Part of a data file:
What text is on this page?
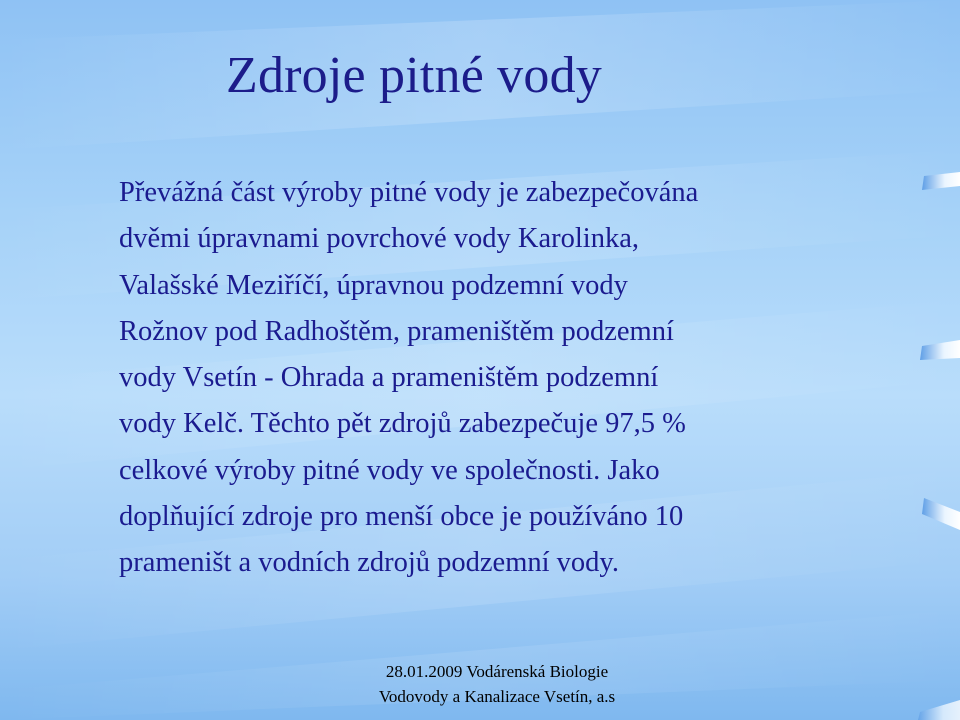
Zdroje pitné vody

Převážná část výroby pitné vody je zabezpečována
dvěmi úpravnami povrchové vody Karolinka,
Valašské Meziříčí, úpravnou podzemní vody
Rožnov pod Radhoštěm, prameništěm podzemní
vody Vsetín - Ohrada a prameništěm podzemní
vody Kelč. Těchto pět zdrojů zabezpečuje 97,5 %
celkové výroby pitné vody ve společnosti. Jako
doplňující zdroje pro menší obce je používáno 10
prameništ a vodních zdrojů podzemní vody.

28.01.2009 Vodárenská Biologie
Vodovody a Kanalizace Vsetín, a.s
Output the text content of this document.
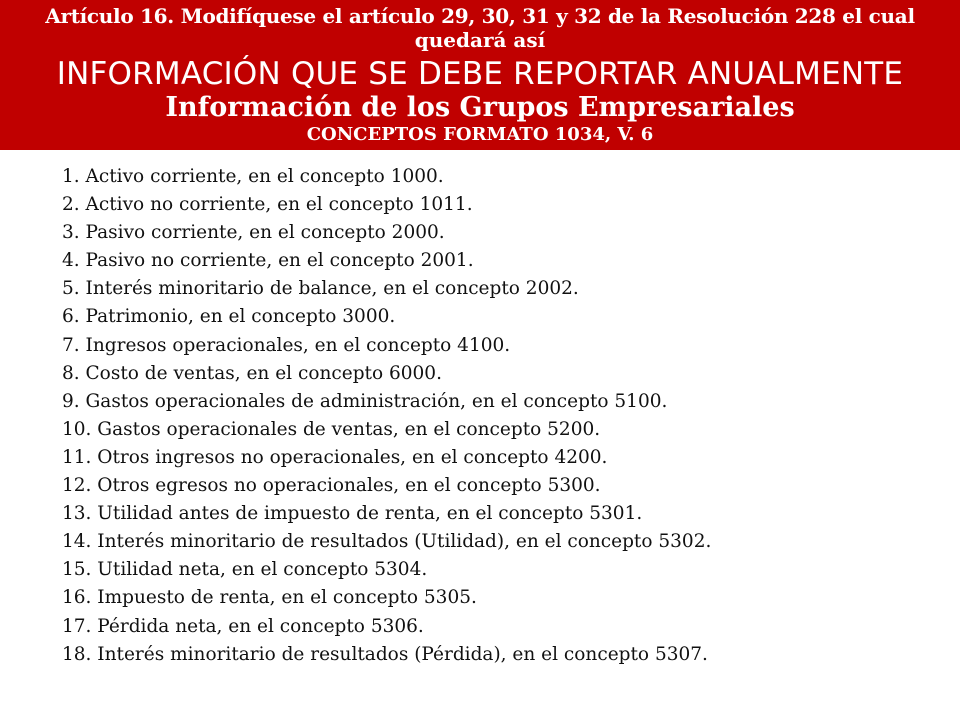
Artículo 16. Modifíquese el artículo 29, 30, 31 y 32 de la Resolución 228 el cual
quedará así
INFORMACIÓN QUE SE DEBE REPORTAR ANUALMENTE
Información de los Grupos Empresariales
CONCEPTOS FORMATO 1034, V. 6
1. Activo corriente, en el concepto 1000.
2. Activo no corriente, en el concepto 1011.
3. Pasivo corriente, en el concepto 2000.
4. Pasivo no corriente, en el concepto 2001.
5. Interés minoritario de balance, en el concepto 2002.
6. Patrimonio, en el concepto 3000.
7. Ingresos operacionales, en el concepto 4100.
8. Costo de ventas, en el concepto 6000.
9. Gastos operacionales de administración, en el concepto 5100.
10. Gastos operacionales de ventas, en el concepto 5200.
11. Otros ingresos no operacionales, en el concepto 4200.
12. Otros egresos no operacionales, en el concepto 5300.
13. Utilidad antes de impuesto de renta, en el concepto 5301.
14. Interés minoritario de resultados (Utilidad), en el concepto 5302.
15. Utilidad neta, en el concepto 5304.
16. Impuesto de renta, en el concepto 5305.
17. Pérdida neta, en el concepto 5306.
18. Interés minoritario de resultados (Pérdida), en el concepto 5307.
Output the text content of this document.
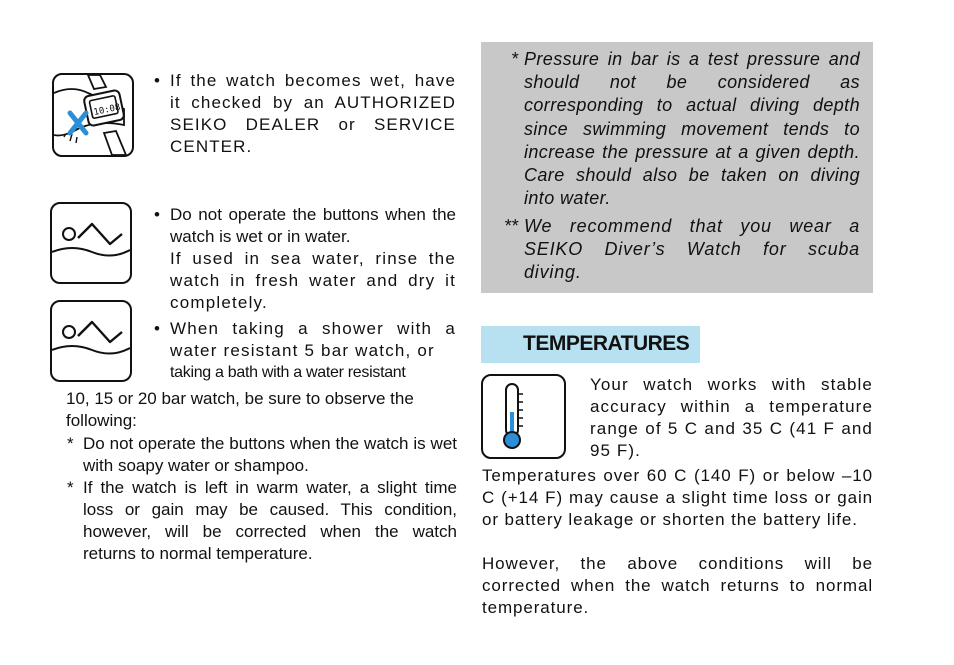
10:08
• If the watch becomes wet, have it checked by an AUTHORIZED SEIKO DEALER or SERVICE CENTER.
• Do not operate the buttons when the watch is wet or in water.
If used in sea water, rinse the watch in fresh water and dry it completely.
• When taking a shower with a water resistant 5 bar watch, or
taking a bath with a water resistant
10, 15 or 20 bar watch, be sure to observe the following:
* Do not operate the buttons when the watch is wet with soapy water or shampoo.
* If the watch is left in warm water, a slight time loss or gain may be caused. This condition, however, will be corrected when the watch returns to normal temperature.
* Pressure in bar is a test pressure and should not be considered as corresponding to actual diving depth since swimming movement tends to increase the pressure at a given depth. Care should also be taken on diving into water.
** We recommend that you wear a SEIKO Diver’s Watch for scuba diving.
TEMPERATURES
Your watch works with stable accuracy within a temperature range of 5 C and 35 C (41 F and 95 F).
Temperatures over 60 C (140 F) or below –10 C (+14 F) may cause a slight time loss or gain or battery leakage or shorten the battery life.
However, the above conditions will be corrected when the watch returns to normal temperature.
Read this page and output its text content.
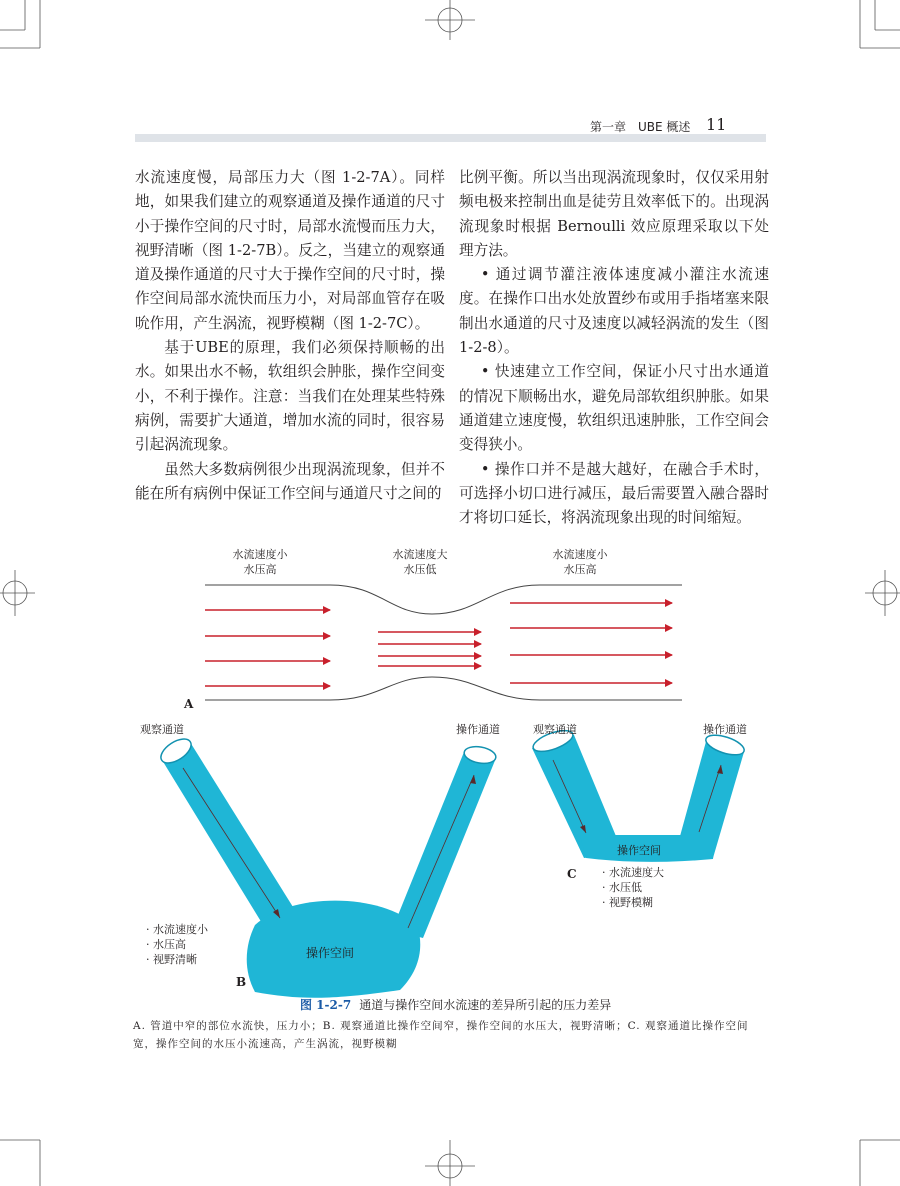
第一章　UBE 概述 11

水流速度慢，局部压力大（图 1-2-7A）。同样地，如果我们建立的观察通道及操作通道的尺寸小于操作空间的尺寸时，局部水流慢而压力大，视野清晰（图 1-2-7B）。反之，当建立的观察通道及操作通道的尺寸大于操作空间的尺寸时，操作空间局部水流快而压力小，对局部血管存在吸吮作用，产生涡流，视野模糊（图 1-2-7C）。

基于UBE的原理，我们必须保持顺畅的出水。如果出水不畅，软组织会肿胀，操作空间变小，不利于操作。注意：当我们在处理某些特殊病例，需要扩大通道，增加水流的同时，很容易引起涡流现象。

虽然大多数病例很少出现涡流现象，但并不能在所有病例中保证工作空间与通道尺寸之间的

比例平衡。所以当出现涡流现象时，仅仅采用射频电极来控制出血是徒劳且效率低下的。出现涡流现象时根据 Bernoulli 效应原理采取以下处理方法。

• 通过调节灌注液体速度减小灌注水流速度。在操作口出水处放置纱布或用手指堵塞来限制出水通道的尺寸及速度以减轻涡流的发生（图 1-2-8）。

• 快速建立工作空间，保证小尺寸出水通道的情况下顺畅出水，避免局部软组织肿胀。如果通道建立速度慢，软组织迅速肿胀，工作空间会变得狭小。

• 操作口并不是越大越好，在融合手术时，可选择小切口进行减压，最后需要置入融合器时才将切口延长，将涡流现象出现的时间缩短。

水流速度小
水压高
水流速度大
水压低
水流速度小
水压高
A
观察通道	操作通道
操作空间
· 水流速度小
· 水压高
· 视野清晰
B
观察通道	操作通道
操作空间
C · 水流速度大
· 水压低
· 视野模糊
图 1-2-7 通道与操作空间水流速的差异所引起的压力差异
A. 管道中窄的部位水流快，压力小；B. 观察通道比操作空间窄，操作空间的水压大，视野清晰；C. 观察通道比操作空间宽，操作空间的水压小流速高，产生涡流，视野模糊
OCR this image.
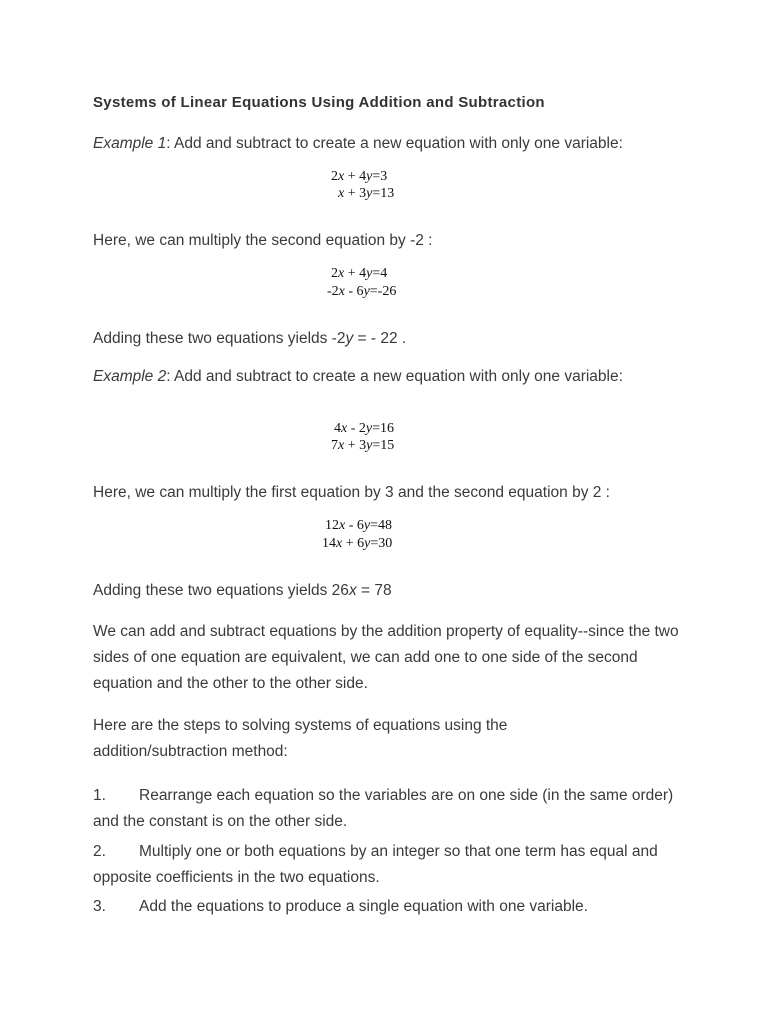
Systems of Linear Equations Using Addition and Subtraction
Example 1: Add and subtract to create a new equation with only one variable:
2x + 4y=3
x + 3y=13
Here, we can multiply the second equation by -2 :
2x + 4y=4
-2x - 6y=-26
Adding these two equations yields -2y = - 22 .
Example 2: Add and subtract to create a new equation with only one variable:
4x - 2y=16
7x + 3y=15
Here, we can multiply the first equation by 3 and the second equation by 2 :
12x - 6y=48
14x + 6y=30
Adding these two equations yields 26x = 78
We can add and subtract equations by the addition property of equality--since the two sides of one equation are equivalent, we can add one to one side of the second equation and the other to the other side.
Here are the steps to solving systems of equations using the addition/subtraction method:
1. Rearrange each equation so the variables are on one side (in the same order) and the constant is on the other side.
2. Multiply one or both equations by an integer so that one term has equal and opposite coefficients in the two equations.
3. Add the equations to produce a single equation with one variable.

SHORT TASK:
Show the lines of the records that include the string "will".

TASK RESULT:
* If the watch is left in warm water, a slight time loss or gain may be caused. This condition, however, will be corrected when the watch returns to normal temperature.
However, the above conditions will be corrected when the watch returns to normal temperature.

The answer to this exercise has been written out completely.